## Problem to work on
The listing below should be written out exactly; please include all of it.
^^^^^^^^^^^^^^^^
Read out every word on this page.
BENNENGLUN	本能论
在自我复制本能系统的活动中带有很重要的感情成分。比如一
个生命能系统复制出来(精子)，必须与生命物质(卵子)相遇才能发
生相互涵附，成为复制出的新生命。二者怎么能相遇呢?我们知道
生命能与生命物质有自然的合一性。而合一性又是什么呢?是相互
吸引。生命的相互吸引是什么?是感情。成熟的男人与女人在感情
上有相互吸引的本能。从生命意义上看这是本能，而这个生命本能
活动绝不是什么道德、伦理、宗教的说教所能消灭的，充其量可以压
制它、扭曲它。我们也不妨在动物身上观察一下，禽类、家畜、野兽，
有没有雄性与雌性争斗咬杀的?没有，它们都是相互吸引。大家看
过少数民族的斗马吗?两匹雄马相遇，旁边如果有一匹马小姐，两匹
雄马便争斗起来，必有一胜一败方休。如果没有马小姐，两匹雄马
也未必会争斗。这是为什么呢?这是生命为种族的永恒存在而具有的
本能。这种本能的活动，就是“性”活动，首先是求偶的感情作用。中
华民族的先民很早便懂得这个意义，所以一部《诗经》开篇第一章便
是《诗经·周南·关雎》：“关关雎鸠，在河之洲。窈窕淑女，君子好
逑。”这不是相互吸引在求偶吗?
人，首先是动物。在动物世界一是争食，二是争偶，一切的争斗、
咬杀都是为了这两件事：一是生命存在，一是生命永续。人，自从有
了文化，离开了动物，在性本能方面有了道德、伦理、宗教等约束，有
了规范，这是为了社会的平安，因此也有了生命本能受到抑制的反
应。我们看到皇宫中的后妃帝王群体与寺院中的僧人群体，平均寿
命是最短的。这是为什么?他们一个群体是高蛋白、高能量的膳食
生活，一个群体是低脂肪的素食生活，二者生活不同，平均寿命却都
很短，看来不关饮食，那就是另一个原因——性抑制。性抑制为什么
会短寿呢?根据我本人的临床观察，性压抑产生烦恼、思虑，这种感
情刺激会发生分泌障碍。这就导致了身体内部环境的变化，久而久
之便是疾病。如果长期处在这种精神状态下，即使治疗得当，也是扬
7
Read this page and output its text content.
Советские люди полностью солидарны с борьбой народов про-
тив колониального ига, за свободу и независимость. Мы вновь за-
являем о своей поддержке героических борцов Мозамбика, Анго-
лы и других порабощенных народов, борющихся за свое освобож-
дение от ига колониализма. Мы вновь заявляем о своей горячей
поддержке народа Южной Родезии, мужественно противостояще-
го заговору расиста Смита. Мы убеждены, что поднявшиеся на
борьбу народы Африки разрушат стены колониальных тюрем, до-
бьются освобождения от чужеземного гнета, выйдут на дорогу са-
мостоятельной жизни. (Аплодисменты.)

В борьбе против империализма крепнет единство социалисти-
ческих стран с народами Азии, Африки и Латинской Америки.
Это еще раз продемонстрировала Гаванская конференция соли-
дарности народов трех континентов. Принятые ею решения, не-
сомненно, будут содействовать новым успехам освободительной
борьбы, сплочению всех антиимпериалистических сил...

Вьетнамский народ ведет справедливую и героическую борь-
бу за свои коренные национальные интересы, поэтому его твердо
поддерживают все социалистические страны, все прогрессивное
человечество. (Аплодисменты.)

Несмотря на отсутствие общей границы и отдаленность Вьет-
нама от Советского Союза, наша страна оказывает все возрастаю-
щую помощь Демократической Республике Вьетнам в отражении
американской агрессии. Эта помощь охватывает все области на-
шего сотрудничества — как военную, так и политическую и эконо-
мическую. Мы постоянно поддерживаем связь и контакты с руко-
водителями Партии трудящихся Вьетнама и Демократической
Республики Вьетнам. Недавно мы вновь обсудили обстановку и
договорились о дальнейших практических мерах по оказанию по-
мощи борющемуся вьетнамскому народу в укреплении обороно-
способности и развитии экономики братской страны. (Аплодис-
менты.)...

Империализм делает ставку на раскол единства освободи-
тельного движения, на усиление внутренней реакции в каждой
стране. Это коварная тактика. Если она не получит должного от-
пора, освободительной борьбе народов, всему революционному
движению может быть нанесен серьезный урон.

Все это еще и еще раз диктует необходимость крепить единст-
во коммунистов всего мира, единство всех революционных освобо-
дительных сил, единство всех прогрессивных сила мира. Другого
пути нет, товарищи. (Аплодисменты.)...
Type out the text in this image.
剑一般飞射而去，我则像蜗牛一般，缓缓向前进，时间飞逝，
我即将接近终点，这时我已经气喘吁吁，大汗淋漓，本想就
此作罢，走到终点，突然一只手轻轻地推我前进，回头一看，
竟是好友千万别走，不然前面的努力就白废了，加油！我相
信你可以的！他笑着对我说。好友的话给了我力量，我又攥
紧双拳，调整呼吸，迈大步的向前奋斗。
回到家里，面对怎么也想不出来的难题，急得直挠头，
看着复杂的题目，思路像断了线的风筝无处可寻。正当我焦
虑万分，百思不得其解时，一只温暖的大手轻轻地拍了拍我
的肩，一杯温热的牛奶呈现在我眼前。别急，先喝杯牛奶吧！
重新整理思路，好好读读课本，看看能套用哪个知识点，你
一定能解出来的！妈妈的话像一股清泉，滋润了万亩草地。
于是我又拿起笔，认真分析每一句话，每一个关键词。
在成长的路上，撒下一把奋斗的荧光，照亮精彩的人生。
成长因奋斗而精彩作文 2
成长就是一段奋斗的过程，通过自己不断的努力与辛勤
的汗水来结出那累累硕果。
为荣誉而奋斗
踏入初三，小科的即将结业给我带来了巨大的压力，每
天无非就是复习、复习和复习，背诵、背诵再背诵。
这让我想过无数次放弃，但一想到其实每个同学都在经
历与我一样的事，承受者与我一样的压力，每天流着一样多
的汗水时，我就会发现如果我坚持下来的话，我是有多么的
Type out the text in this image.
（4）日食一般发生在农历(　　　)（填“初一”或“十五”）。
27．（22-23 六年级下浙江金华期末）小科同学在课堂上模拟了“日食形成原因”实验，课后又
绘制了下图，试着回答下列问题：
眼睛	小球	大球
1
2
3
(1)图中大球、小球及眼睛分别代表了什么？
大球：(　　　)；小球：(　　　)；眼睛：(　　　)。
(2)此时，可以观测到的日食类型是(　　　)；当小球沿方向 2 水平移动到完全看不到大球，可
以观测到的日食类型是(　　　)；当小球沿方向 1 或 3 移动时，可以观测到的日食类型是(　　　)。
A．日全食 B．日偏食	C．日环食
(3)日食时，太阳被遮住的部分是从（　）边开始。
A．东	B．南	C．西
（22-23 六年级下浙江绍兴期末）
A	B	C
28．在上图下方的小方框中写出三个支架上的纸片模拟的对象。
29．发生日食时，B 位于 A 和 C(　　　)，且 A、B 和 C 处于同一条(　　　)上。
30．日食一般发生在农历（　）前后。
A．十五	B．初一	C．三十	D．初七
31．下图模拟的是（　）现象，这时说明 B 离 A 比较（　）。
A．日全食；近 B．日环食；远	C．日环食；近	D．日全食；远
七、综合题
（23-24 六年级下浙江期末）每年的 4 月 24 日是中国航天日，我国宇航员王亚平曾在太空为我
^^^^^^^^^^^^^^^^
## Result for this task
Read out every word on this page.
BENNENGLUN	本能论
在自我复制本能系统的活动中带有很重要的感情成分。比如一
个生命能系统复制出来(精子)，必须与生命物质(卵子)相遇才能发
生相互涵附，成为复制出的新生命。二者怎么能相遇呢?我们知道
生命能与生命物质有自然的合一性。而合一性又是什么呢?是相互
吸引。生命的相互吸引是什么?是感情。成熟的男人与女人在感情
上有相互吸引的本能。从生命意义上看这是本能，而这个生命本能
活动绝不是什么道德、伦理、宗教的说教所能消灭的，充其量可以压
制它、扭曲它。我们也不妨在动物身上观察一下，禽类、家畜、野兽，
有没有雄性与雌性争斗咬杀的?没有，它们都是相互吸引。大家看
过少数民族的斗马吗?两匹雄马相遇，旁边如果有一匹马小姐，两匹
雄马便争斗起来，必有一胜一败方休。如果没有马小姐，两匹雄马
也未必会争斗。这是为什么呢?这是生命为种族的永恒存在而具有的
本能。这种本能的活动，就是“性”活动，首先是求偶的感情作用。中
华民族的先民很早便懂得这个意义，所以一部《诗经》开篇第一章便
是《诗经·周南·关雎》：“关关雎鸠，在河之洲。窈窕淑女，君子好
逑。”这不是相互吸引在求偶吗?
人，首先是动物。在动物世界一是争食，二是争偶，一切的争斗、
咬杀都是为了这两件事：一是生命存在，一是生命永续。人，自从有
了文化，离开了动物，在性本能方面有了道德、伦理、宗教等约束，有
了规范，这是为了社会的平安，因此也有了生命本能受到抑制的反
应。我们看到皇宫中的后妃帝王群体与寺院中的僧人群体，平均寿
命是最短的。这是为什么?他们一个群体是高蛋白、高能量的膳食
生活，一个群体是低脂肪的素食生活，二者生活不同，平均寿命却都
很短，看来不关饮食，那就是另一个原因——性抑制。性抑制为什么
会短寿呢?根据我本人的临床观察，性压抑产生烦恼、思虑，这种感
情刺激会发生分泌障碍。这就导致了身体内部环境的变化，久而久
之便是疾病。如果长期处在这种精神状态下，即使治疗得当，也是扬
7
Read this page and output its text content.
Советские люди полностью солидарны с борьбой народов про-
тив колониального ига, за свободу и независимость. Мы вновь за-
являем о своей поддержке героических борцов Мозамбика, Анго-
лы и других порабощенных народов, борющихся за свое освобож-
дение от ига колониализма. Мы вновь заявляем о своей горячей
поддержке народа Южной Родезии, мужественно противостояще-
го заговору расиста Смита. Мы убеждены, что поднявшиеся на
борьбу народы Африки разрушат стены колониальных тюрем, до-
бьются освобождения от чужеземного гнета, выйдут на дорогу са-
мостоятельной жизни. (Аплодисменты.)

В борьбе против империализма крепнет единство социалисти-
ческих стран с народами Азии, Африки и Латинской Америки.
Это еще раз продемонстрировала Гаванская конференция соли-
дарности народов трех континентов. Принятые ею решения, не-
сомненно, будут содействовать новым успехам освободительной
борьбы, сплочению всех антиимпериалистических сил...

Вьетнамский народ ведет справедливую и героическую борь-
бу за свои коренные национальные интересы, поэтому его твердо
поддерживают все социалистические страны, все прогрессивное
человечество. (Аплодисменты.)

Несмотря на отсутствие общей границы и отдаленность Вьет-
нама от Советского Союза, наша страна оказывает все возрастаю-
щую помощь Демократической Республике Вьетнам в отражении
американской агрессии. Эта помощь охватывает все области на-
шего сотрудничества — как военную, так и политическую и эконо-
мическую. Мы постоянно поддерживаем связь и контакты с руко-
водителями Партии трудящихся Вьетнама и Демократической
Республики Вьетнам. Недавно мы вновь обсудили обстановку и
договорились о дальнейших практических мерах по оказанию по-
мощи борющемуся вьетнамскому народу в укреплении обороно-
способности и развитии экономики братской страны. (Аплодис-
менты.)...

Империализм делает ставку на раскол единства освободи-
тельного движения, на усиление внутренней реакции в каждой
стране. Это коварная тактика. Если она не получит должного от-
пора, освободительной борьбе народов, всему революционному
движению может быть нанесен серьезный урон.

Все это еще и еще раз диктует необходимость крепить единст-
во коммунистов всего мира, единство всех революционных освобо-
дительных сил, единство всех прогрессивных сила мира. Другого
пути нет, товарищи. (Аплодисменты.)...
Type out the text in this image.
剑一般飞射而去，我则像蜗牛一般，缓缓向前进，时间飞逝，
我即将接近终点，这时我已经气喘吁吁，大汗淋漓，本想就
此作罢，走到终点，突然一只手轻轻地推我前进，回头一看，
竟是好友千万别走，不然前面的努力就白废了，加油！我相
信你可以的！他笑着对我说。好友的话给了我力量，我又攥
紧双拳，调整呼吸，迈大步的向前奋斗。
回到家里，面对怎么也想不出来的难题，急得直挠头，
看着复杂的题目，思路像断了线的风筝无处可寻。正当我焦
虑万分，百思不得其解时，一只温暖的大手轻轻地拍了拍我
的肩，一杯温热的牛奶呈现在我眼前。别急，先喝杯牛奶吧！
重新整理思路，好好读读课本，看看能套用哪个知识点，你
一定能解出来的！妈妈的话像一股清泉，滋润了万亩草地。
于是我又拿起笔，认真分析每一句话，每一个关键词。
在成长的路上，撒下一把奋斗的荧光，照亮精彩的人生。
成长因奋斗而精彩作文 2
成长就是一段奋斗的过程，通过自己不断的努力与辛勤
的汗水来结出那累累硕果。
为荣誉而奋斗
踏入初三，小科的即将结业给我带来了巨大的压力，每
天无非就是复习、复习和复习，背诵、背诵再背诵。
这让我想过无数次放弃，但一想到其实每个同学都在经
历与我一样的事，承受者与我一样的压力，每天流着一样多
的汗水时，我就会发现如果我坚持下来的话，我是有多么的
Type out the text in this image.
（4）日食一般发生在农历(　　　)（填“初一”或“十五”）。
27．（22-23 六年级下浙江金华期末）小科同学在课堂上模拟了“日食形成原因”实验，课后又
绘制了下图，试着回答下列问题：
眼睛	小球	大球
1
2
3
(1)图中大球、小球及眼睛分别代表了什么？
大球：(　　　)；小球：(　　　)；眼睛：(　　　)。
(2)此时，可以观测到的日食类型是(　　　)；当小球沿方向 2 水平移动到完全看不到大球，可
以观测到的日食类型是(　　　)；当小球沿方向 1 或 3 移动时，可以观测到的日食类型是(　　　)。
A．日全食 B．日偏食	C．日环食
(3)日食时，太阳被遮住的部分是从（　）边开始。
A．东	B．南	C．西
（22-23 六年级下浙江绍兴期末）
A	B	C
28．在上图下方的小方框中写出三个支架上的纸片模拟的对象。
29．发生日食时，B 位于 A 和 C(　　　)，且 A、B 和 C 处于同一条(　　　)上。
30．日食一般发生在农历（　）前后。
A．十五	B．初一	C．三十	D．初七
31．下图模拟的是（　）现象，这时说明 B 离 A 比较（　）。
A．日全食；近 B．日环食；远	C．日环食；近	D．日全食；远
七、综合题
（23-24 六年级下浙江期末）每年的 4 月 24 日是中国航天日，我国宇航员王亚平曾在太空为我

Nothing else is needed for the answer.